Goal of the exercise ▸ Print the part of the JVM memory passage that starts at the words "I agree this" and ends after the words "visible to the VM.", copying it word for word.

Passage provided ▸
I agree this is painful if you have to deal with it. In my experience, I've found that the problem here is that the JVM tends to be possessive and greedy. It will grab more memory as long as it's busy but then won't let go of it for a long while. This is a big problem if you have an app that needs a lot of memory up front and then releases a lot of it.

I think that this could be improved with some better JVM options. I have also found that the JVM tends to manage memory on Solaris than it does on say Windows, which shouldn't come as too much of a surprise. On Windows, the JVM appears to write unused heap to the page file and then read it back in when more memory is needed. I have to think it would be better to just release it. I'm guessing this is because the Windows paging operations are not visible to the VM.

Provided data ▸
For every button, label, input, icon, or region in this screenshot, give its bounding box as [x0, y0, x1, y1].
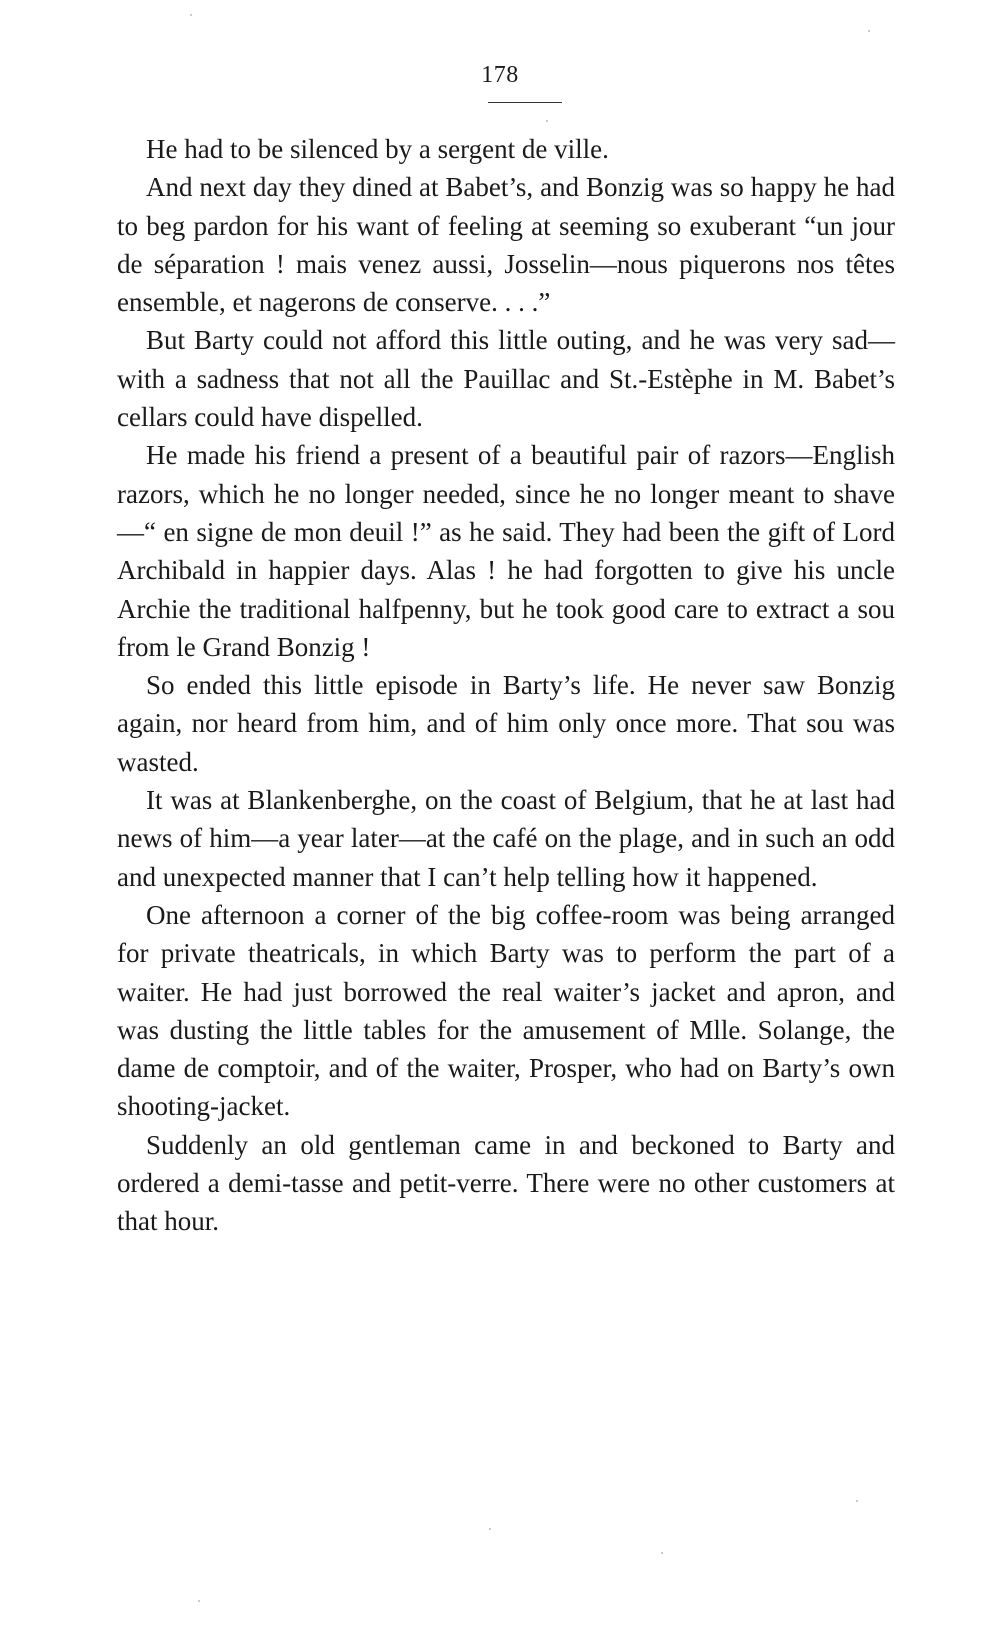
paragraph-2: And next day they dined at Babet’s, and Bonzig was so happy he had to beg pardon for his want of feeling at seeming so exuberant “un jour de séparation ! mais venez aussi, Josselin—nous piquerons nos têtes ensemble, et nagerons de conserve. . . .”: [117, 172, 895, 318]
paper-speck: [198, 1600, 200, 1602]
page-number-rule: [488, 102, 562, 103]
paper-speck: [856, 1500, 858, 1502]
page-number: 178: [481, 62, 519, 88]
paragraph-3: But Barty could not afford this little outing, and he was very sad—with a sadness that not all the Pauillac and St.-Estèphe in M. Babet’s cellars could have dispelled.: [117, 325, 895, 433]
paragraph-8: Suddenly an old gentleman came in and beckoned to Barty and ordered a demi-tasse and petit-verre. There were no other customers at that hour.: [117, 1129, 895, 1237]
paragraph-6: It was at Blankenberghe, on the coast of Belgium, that he at last had news of him—a year later—at the café on the plage, and in such an odd and unexpected manner that I can’t help telling how it happened.: [117, 785, 895, 892]
paragraph-5: So ended this little episode in Barty’s life. He never saw Bonzig again, nor heard from him, and of him only once more. That sou was wasted.: [117, 670, 895, 777]
paper-speck: [661, 1552, 663, 1554]
paragraph-7: One afternoon a corner of the big coffee-room was being arranged for private theatricals, in which Barty was to perform the part of a waiter. He had just borrowed the real waiter’s jacket and apron, and was dusting the little tables for the amusement of Mlle. Solange, the dame de comptoir, and of the waiter, Prosper, who had on Barty’s own shooting-jacket.: [117, 899, 895, 1122]
paper-speck: [489, 1528, 491, 1530]
paragraph-4: He made his friend a present of a beautiful pair of razors—English razors, which he no longer needed, since he no longer meant to shave—“ en signe de mon deuil !” as he said. They had been the gift of Lord Archibald in happier days. Alas ! he had forgotten to give his uncle Archie the traditional halfpenny, but he took good care to extract a sou from le Grand Bonzig !: [117, 440, 895, 662]
body-text: [117, 130, 895, 1241]
paper-speck: [868, 30, 870, 32]
paragraph-1: He had to be silenced by a sergent de ville.: [146, 134, 609, 164]
paper-speck: [190, 14, 192, 16]
paper-speck: [546, 120, 548, 122]
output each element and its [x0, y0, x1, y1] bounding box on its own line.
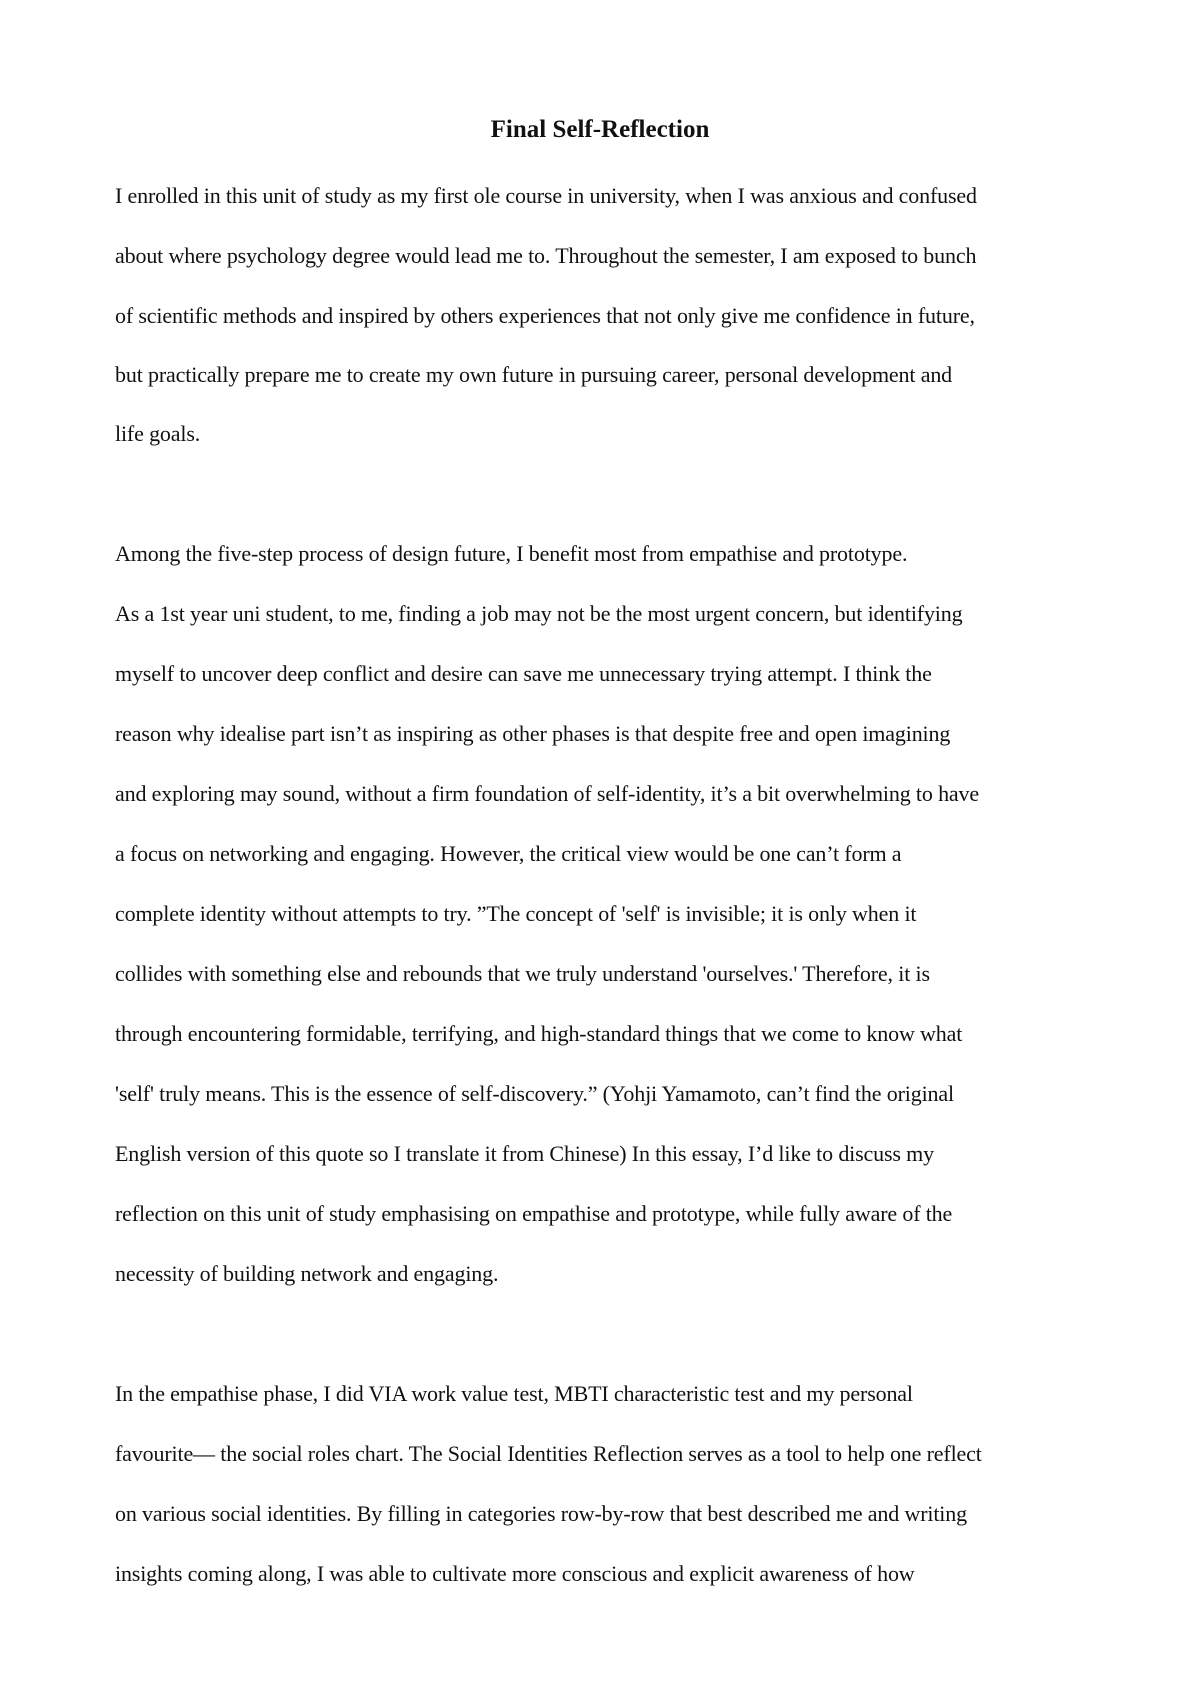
paragraph-1-line-5: life goals. — [115, 421, 201, 446]
paragraph-3-line-2: favourite— the social roles chart. The Social Identities Reflection serves as a tool to help one reflect — [115, 1441, 982, 1466]
paragraph-2-line-4: reason why idealise part isn’t as inspiring as other phases is that despite free and open imagining — [115, 721, 951, 746]
paragraph-1-line-2: about where psychology degree would lead me to. Throughout the semester, I am exposed to bunch — [115, 243, 977, 268]
paragraph-3-line-4: insights coming along, I was able to cultivate more conscious and explicit awareness of how — [115, 1561, 915, 1586]
paragraph-2-line-9: through encountering formidable, terrifying, and high-standard things that we come to know what — [115, 1021, 963, 1046]
paragraph-1-line-3: of scientific methods and inspired by others experiences that not only give me confidence in future, — [115, 303, 975, 328]
paragraph-2-line-10: 'self' truly means. This is the essence of self-discovery.” (Yohji Yamamoto, can’t find the original — [115, 1081, 954, 1106]
paragraph-2-line-8: collides with something else and rebounds that we truly understand 'ourselves.' Therefore, it is — [115, 961, 930, 986]
paragraph-1-line-1: I enrolled in this unit of study as my first ole course in university, when I was anxious and confused — [115, 183, 977, 208]
paragraph-3-line-1: In the empathise phase, I did VIA work value test, MBTI characteristic test and my personal — [115, 1381, 913, 1406]
paragraph-2-line-5: and exploring may sound, without a firm foundation of self-identity, it’s a bit overwhelming to have — [115, 781, 980, 806]
paragraph-2-line-6: a focus on networking and engaging. However, the critical view would be one can’t form a — [115, 841, 902, 866]
paragraph-2-line-2: As a 1st year uni student, to me, finding a job may not be the most urgent concern, but identifying — [115, 601, 963, 626]
paragraph-2-line-12: reflection on this unit of study emphasising on empathise and prototype, while fully aware of the — [115, 1201, 953, 1226]
paragraph-2-line-11: English version of this quote so I translate it from Chinese) In this essay, I’d like to discuss my — [115, 1141, 934, 1166]
paragraph-2-line-3: myself to uncover deep conflict and desire can save me unnecessary trying attempt. I think the — [115, 661, 932, 686]
paragraph-1-line-4: but practically prepare me to create my own future in pursuing career, personal development and — [115, 362, 953, 387]
paragraph-2-line-7: complete identity without attempts to try. ”The concept of 'self' is invisible; it is only when it — [115, 901, 917, 926]
paragraph-3-line-3: on various social identities. By filling in categories row-by-row that best described me and writing — [115, 1501, 967, 1526]
document-title: Final Self-Reflection — [490, 116, 710, 143]
paragraph-2-line-13: necessity of building network and engaging. — [115, 1261, 499, 1286]
paragraph-2-line-1: Among the five-step process of design future, I benefit most from empathise and prototype. — [115, 541, 908, 566]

Answer below ▸
I agree this is painful if you have to deal with it. In my experience, I've found that the problem here is that the JVM tends to be possessive and greedy. It will grab more memory as long as it's busy but then won't let go of it for a long while. This is a big problem if you have an app that needs a lot of memory up front and then releases a lot of it.

I think that this could be improved with some better JVM options. I have also found that the JVM tends to manage memory on Solaris than it does on say Windows, which shouldn't come as too much of a surprise. On Windows, the JVM appears to write unused heap to the page file and then read it back in when more memory is needed. I have to think it would be better to just release it. I'm guessing this is because the Windows paging operations are not visible to the VM.